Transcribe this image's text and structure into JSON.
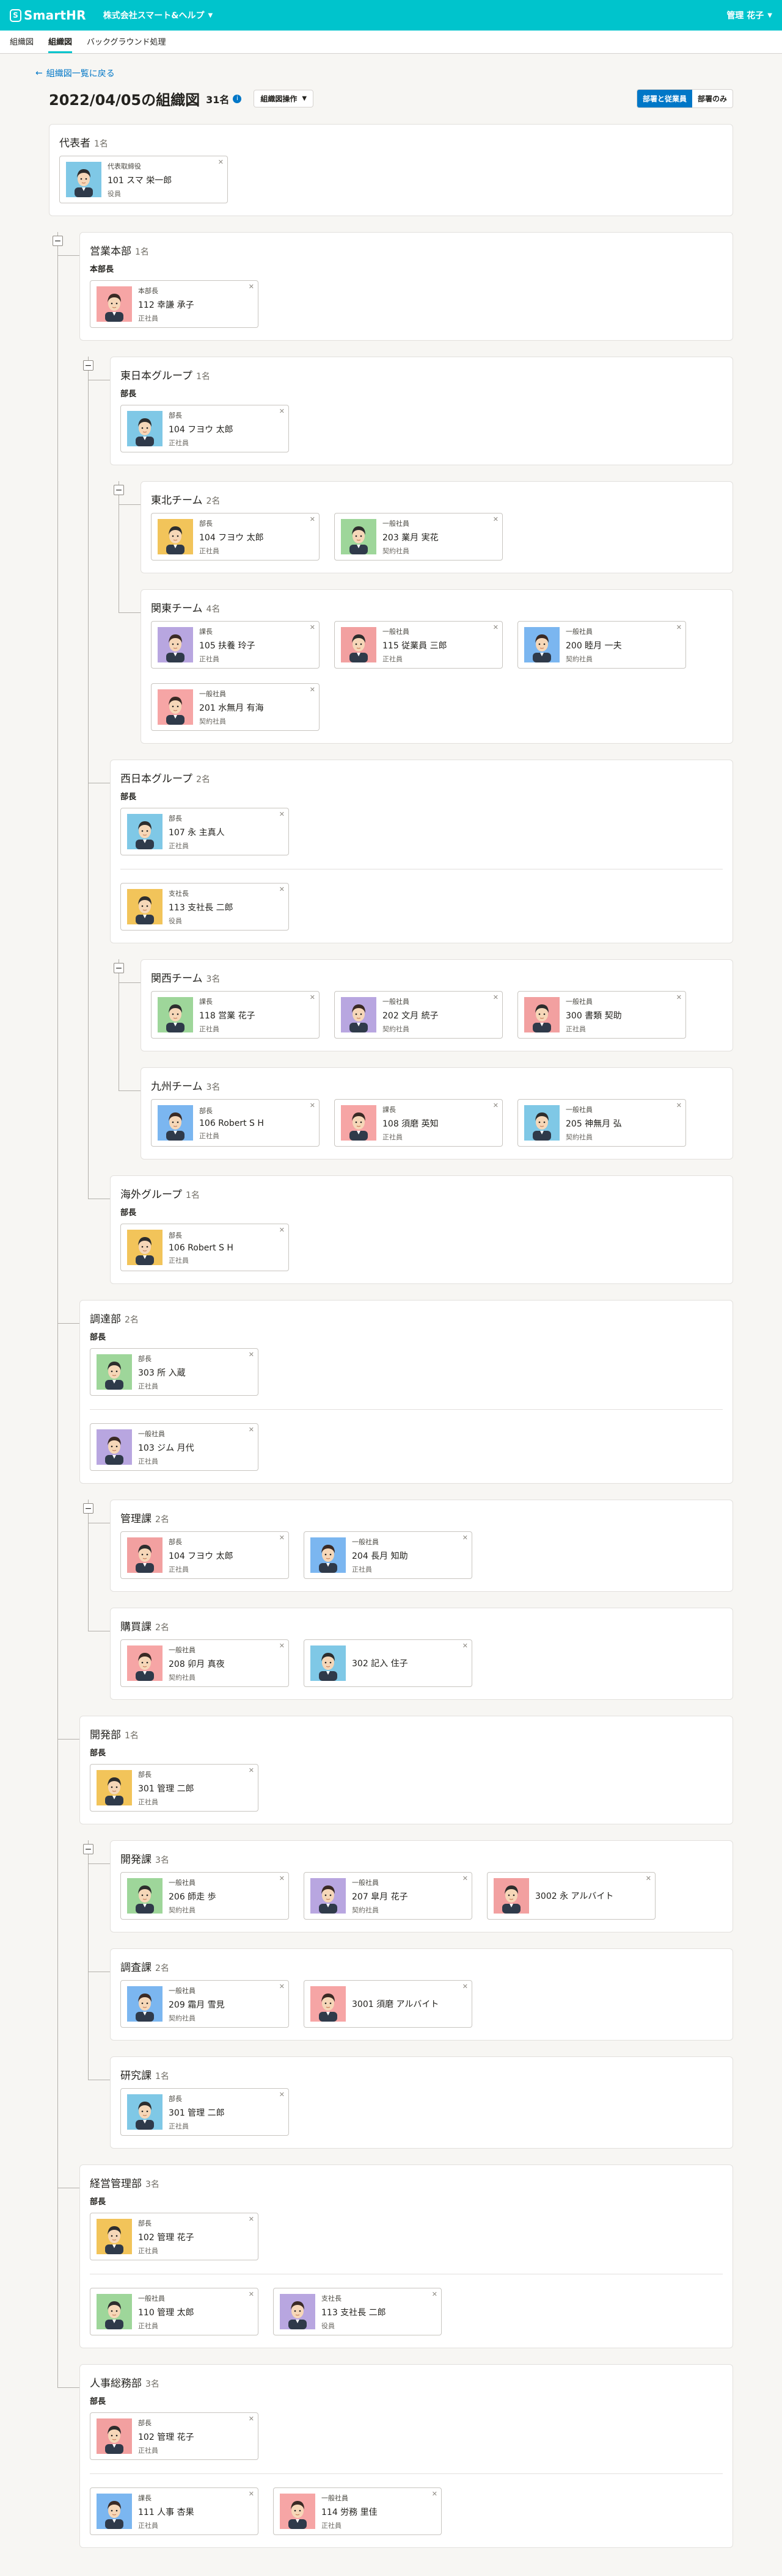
{
  "app": {
    "name": "SmartHR",
    "company": "株式会社スマート&ヘルプ",
    "user": "管理 花子"
  },
  "tabs": [
    "組織図",
    "組織図",
    "バックグラウンド処理"
  ],
  "back_label": "組織図一覧に戻る",
  "title": "2022/04/05の組織図",
  "count": "31名",
  "ops_label": "組織図操作",
  "toggle": {
    "on": "部署と従業員",
    "off": "部署のみ"
  },
  "ceo": {
    "name": "代表者",
    "count": "1名",
    "member": {
      "position": "代表取締役",
      "name": "101 スマ 栄一郎",
      "employment": "役員"
    }
  },
  "sales": {
    "name": "営業本部",
    "count": "1名",
    "role": "本部長",
    "member": {
      "position": "本部長",
      "name": "112 幸謙 承子",
      "employment": "正社員"
    }
  },
  "east": {
    "name": "東日本グループ",
    "count": "1名",
    "role": "部長",
    "member": {
      "position": "部長",
      "name": "104 フヨウ 太郎",
      "employment": "正社員"
    }
  },
  "tohoku": {
    "name": "東北チーム",
    "count": "2名",
    "members": [
      {
        "position": "部長",
        "name": "104 フヨウ 太郎",
        "employment": "正社員"
      },
      {
        "position": "一般社員",
        "name": "203 業月 実花",
        "employment": "契約社員"
      }
    ]
  },
  "kanto": {
    "name": "関東チーム",
    "count": "4名",
    "members": [
      {
        "position": "課長",
        "name": "105 扶養 玲子",
        "employment": "正社員"
      },
      {
        "position": "一般社員",
        "name": "115 従業員 三郎",
        "employment": "正社員"
      },
      {
        "position": "一般社員",
        "name": "200 睦月 一夫",
        "employment": "契約社員"
      },
      {
        "position": "一般社員",
        "name": "201 水無月 有海",
        "employment": "契約社員"
      }
    ]
  },
  "west": {
    "name": "西日本グループ",
    "count": "2名",
    "role": "部長",
    "member": {
      "position": "部長",
      "name": "107 永 主真人",
      "employment": "正社員"
    },
    "other": {
      "position": "支社長",
      "name": "113 支社長 二郎",
      "employment": "役員"
    }
  },
  "kansai": {
    "name": "関西チーム",
    "count": "3名",
    "members": [
      {
        "position": "課長",
        "name": "118 営業 花子",
        "employment": "正社員"
      },
      {
        "position": "一般社員",
        "name": "202 文月 統子",
        "employment": "契約社員"
      },
      {
        "position": "一般社員",
        "name": "300 書類 契助",
        "employment": "正社員"
      }
    ]
  },
  "kyushu": {
    "name": "九州チーム",
    "count": "3名",
    "members": [
      {
        "position": "部長",
        "name": "106 Robert S H",
        "employment": "正社員"
      },
      {
        "position": "課長",
        "name": "108 須磨 英知",
        "employment": "正社員"
      },
      {
        "position": "一般社員",
        "name": "205 神無月 弘",
        "employment": "契約社員"
      }
    ]
  },
  "overseas": {
    "name": "海外グループ",
    "count": "1名",
    "role": "部長",
    "member": {
      "position": "部長",
      "name": "106 Robert S H",
      "employment": "正社員"
    }
  },
  "procure": {
    "name": "調達部",
    "count": "2名",
    "role": "部長",
    "member": {
      "position": "部長",
      "name": "303 所 入蔵",
      "employment": "正社員"
    },
    "other": {
      "position": "一般社員",
      "name": "103 ジム 月代",
      "employment": "正社員"
    }
  },
  "admin": {
    "name": "管理課",
    "count": "2名",
    "members": [
      {
        "position": "部長",
        "name": "104 フヨウ 太郎",
        "employment": "正社員"
      },
      {
        "position": "一般社員",
        "name": "204 長月 知助",
        "employment": "正社員"
      }
    ]
  },
  "purchase": {
    "name": "購買課",
    "count": "2名",
    "members": [
      {
        "position": "一般社員",
        "name": "208 卯月 真夜",
        "employment": "契約社員"
      },
      {
        "position": "",
        "name": "302 記入 住子",
        "employment": ""
      }
    ]
  },
  "dev": {
    "name": "開発部",
    "count": "1名",
    "role": "部長",
    "member": {
      "position": "部長",
      "name": "301 管理 二郎",
      "employment": "正社員"
    }
  },
  "devsec": {
    "name": "開発課",
    "count": "3名",
    "members": [
      {
        "position": "一般社員",
        "name": "206 師走 歩",
        "employment": "契約社員"
      },
      {
        "position": "一般社員",
        "name": "207 皐月 花子",
        "employment": "契約社員"
      },
      {
        "position": "",
        "name": "3002 永 アルバイト",
        "employment": ""
      }
    ]
  },
  "research": {
    "name": "調査課",
    "count": "2名",
    "members": [
      {
        "position": "一般社員",
        "name": "209 霜月 雪見",
        "employment": "契約社員"
      },
      {
        "position": "",
        "name": "3001 須磨 アルバイト",
        "employment": ""
      }
    ]
  },
  "study": {
    "name": "研究課",
    "count": "1名",
    "members": [
      {
        "position": "部長",
        "name": "301 管理 二郎",
        "employment": "正社員"
      }
    ]
  },
  "mgmt": {
    "name": "経営管理部",
    "count": "3名",
    "role": "部長",
    "member": {
      "position": "部長",
      "name": "102 管理 花子",
      "employment": "正社員"
    },
    "others": [
      {
        "position": "一般社員",
        "name": "110 管理 太郎",
        "employment": "正社員"
      },
      {
        "position": "支社長",
        "name": "113 支社長 二郎",
        "employment": "役員"
      }
    ]
  },
  "hr": {
    "name": "人事総務部",
    "count": "3名",
    "role": "部長",
    "member": {
      "position": "部長",
      "name": "102 管理 花子",
      "employment": "正社員"
    },
    "others": [
      {
        "position": "課長",
        "name": "111 人事 杏果",
        "employment": "正社員"
      },
      {
        "position": "一般社員",
        "name": "114 労務 里佳",
        "employment": "正社員"
      }
    ]
  },
  "colors": {
    "brand": "#00c4cc",
    "link": "#0077c7"
  }
}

WHAT NEEDS TO BE DONE: Make an exact copy of the data, leaving its pictures out.

COMPLETE RESPONSE:
Transcribe this image's text and structure into JSON.
{
  "app": {
    "name": "SmartHR",
    "company": "株式会社スマート&ヘルプ",
    "user": "管理 花子"
  },
  "tabs": [
    "組織図",
    "組織図",
    "バックグラウンド処理"
  ],
  "back_label": "組織図一覧に戻る",
  "title": "2022/04/05の組織図",
  "count": "31名",
  "ops_label": "組織図操作",
  "toggle": {
    "on": "部署と従業員",
    "off": "部署のみ"
  },
  "ceo": {
    "name": "代表者",
    "count": "1名",
    "member": {
      "position": "代表取締役",
      "name": "101 スマ 栄一郎",
      "employment": "役員"
    }
  },
  "sales": {
    "name": "営業本部",
    "count": "1名",
    "role": "本部長",
    "member": {
      "position": "本部長",
      "name": "112 幸謙 承子",
      "employment": "正社員"
    }
  },
  "east": {
    "name": "東日本グループ",
    "count": "1名",
    "role": "部長",
    "member": {
      "position": "部長",
      "name": "104 フヨウ 太郎",
      "employment": "正社員"
    }
  },
  "tohoku": {
    "name": "東北チーム",
    "count": "2名",
    "members": [
      {
        "position": "部長",
        "name": "104 フヨウ 太郎",
        "employment": "正社員"
      },
      {
        "position": "一般社員",
        "name": "203 業月 実花",
        "employment": "契約社員"
      }
    ]
  },
  "kanto": {
    "name": "関東チーム",
    "count": "4名",
    "members": [
      {
        "position": "課長",
        "name": "105 扶養 玲子",
        "employment": "正社員"
      },
      {
        "position": "一般社員",
        "name": "115 従業員 三郎",
        "employment": "正社員"
      },
      {
        "position": "一般社員",
        "name": "200 睦月 一夫",
        "employment": "契約社員"
      },
      {
        "position": "一般社員",
        "name": "201 水無月 有海",
        "employment": "契約社員"
      }
    ]
  },
  "west": {
    "name": "西日本グループ",
    "count": "2名",
    "role": "部長",
    "member": {
      "position": "部長",
      "name": "107 永 主真人",
      "employment": "正社員"
    },
    "other": {
      "position": "支社長",
      "name": "113 支社長 二郎",
      "employment": "役員"
    }
  },
  "kansai": {
    "name": "関西チーム",
    "count": "3名",
    "members": [
      {
        "position": "課長",
        "name": "118 営業 花子",
        "employment": "正社員"
      },
      {
        "position": "一般社員",
        "name": "202 文月 統子",
        "employment": "契約社員"
      },
      {
        "position": "一般社員",
        "name": "300 書類 契助",
        "employment": "正社員"
      }
    ]
  },
  "kyushu": {
    "name": "九州チーム",
    "count": "3名",
    "members": [
      {
        "position": "部長",
        "name": "106 Robert S H",
        "employment": "正社員"
      },
      {
        "position": "課長",
        "name": "108 須磨 英知",
        "employment": "正社員"
      },
      {
        "position": "一般社員",
        "name": "205 神無月 弘",
        "employment": "契約社員"
      }
    ]
  },
  "overseas": {
    "name": "海外グループ",
    "count": "1名",
    "role": "部長",
    "member": {
      "position": "部長",
      "name": "106 Robert S H",
      "employment": "正社員"
    }
  },
  "procure": {
    "name": "調達部",
    "count": "2名",
    "role": "部長",
    "member": {
      "position": "部長",
      "name": "303 所 入蔵",
      "employment": "正社員"
    },
    "other": {
      "position": "一般社員",
      "name": "103 ジム 月代",
      "employment": "正社員"
    }
  },
  "admin": {
    "name": "管理課",
    "count": "2名",
    "members": [
      {
        "position": "部長",
        "name": "104 フヨウ 太郎",
        "employment": "正社員"
      },
      {
        "position": "一般社員",
        "name": "204 長月 知助",
        "employment": "正社員"
      }
    ]
  },
  "purchase": {
    "name": "購買課",
    "count": "2名",
    "members": [
      {
        "position": "一般社員",
        "name": "208 卯月 真夜",
        "employment": "契約社員"
      },
      {
        "position": "",
        "name": "302 記入 住子",
        "employment": ""
      }
    ]
  },
  "dev": {
    "name": "開発部",
    "count": "1名",
    "role": "部長",
    "member": {
      "position": "部長",
      "name": "301 管理 二郎",
      "employment": "正社員"
    }
  },
  "devsec": {
    "name": "開発課",
    "count": "3名",
    "members": [
      {
        "position": "一般社員",
        "name": "206 師走 歩",
        "employment": "契約社員"
      },
      {
        "position": "一般社員",
        "name": "207 皐月 花子",
        "employment": "契約社員"
      },
      {
        "position": "",
        "name": "3002 永 アルバイト",
        "employment": ""
      }
    ]
  },
  "research": {
    "name": "調査課",
    "count": "2名",
    "members": [
      {
        "position": "一般社員",
        "name": "209 霜月 雪見",
        "employment": "契約社員"
      },
      {
        "position": "",
        "name": "3001 須磨 アルバイト",
        "employment": ""
      }
    ]
  },
  "study": {
    "name": "研究課",
    "count": "1名",
    "members": [
      {
        "position": "部長",
        "name": "301 管理 二郎",
        "employment": "正社員"
      }
    ]
  },
  "mgmt": {
    "name": "経営管理部",
    "count": "3名",
    "role": "部長",
    "member": {
      "position": "部長",
      "name": "102 管理 花子",
      "employment": "正社員"
    },
    "others": [
      {
        "position": "一般社員",
        "name": "110 管理 太郎",
        "employment": "正社員"
      },
      {
        "position": "支社長",
        "name": "113 支社長 二郎",
        "employment": "役員"
      }
    ]
  },
  "hr": {
    "name": "人事総務部",
    "count": "3名",
    "role": "部長",
    "member": {
      "position": "部長",
      "name": "102 管理 花子",
      "employment": "正社員"
    },
    "others": [
      {
        "position": "課長",
        "name": "111 人事 杏果",
        "employment": "正社員"
      },
      {
        "position": "一般社員",
        "name": "114 労務 里佳",
        "employment": "正社員"
      }
    ]
  },
  "colors": {
    "brand": "#00c4cc",
    "link": "#0077c7"
  }
}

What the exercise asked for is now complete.